▶ **Do this**: Isolate every line in the records below with "name" in it.

┄┄┄┄┄┄

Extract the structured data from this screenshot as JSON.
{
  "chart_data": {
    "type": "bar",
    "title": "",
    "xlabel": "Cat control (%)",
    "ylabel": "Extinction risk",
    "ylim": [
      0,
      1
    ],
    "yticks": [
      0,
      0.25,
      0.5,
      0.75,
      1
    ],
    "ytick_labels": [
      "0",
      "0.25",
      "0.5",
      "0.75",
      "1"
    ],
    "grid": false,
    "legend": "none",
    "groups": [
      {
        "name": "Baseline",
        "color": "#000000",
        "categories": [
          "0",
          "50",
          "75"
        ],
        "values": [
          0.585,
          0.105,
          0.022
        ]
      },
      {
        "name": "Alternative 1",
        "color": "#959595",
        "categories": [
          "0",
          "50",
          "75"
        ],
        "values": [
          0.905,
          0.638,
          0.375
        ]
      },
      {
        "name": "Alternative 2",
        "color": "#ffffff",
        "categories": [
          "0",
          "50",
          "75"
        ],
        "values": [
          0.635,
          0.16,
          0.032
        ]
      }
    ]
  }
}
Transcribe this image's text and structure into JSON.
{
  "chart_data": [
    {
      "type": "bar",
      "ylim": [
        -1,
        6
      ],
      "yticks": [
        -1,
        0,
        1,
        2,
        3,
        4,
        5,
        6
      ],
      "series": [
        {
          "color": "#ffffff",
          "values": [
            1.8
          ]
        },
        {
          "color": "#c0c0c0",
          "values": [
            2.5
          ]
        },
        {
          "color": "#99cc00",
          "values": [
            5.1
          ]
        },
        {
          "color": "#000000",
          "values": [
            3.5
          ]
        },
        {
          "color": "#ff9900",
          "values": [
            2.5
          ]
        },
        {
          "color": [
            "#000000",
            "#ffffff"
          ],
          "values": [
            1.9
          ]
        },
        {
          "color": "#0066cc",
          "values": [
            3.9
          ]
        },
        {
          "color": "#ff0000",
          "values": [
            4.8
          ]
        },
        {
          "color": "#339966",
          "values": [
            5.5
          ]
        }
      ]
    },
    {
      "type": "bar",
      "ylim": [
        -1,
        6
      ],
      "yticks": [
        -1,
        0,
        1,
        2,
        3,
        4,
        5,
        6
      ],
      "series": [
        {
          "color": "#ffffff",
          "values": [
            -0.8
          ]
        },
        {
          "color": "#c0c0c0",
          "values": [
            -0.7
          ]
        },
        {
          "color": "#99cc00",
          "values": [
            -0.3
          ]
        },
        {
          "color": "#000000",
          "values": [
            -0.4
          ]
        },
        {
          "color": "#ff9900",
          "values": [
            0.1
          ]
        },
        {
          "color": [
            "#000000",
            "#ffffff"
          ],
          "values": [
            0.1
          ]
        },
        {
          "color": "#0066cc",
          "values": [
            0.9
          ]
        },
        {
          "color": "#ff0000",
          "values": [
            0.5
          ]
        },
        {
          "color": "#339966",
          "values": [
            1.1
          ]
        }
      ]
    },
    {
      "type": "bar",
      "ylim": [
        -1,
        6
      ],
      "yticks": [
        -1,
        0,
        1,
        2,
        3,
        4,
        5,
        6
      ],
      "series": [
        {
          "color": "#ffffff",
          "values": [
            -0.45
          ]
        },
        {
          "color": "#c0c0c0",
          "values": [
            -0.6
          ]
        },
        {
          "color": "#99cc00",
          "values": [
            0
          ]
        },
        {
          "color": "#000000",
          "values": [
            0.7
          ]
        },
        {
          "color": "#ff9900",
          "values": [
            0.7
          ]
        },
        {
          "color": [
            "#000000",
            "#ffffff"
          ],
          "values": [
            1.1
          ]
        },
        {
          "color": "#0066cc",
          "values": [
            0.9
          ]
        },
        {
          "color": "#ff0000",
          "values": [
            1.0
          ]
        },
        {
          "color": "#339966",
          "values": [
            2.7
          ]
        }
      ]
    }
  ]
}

┄┄┄┄┄┄

▶ **The answer**:
        "name": "Baseline",
        "name": "Alternative 1",
        "name": "Alternative 2",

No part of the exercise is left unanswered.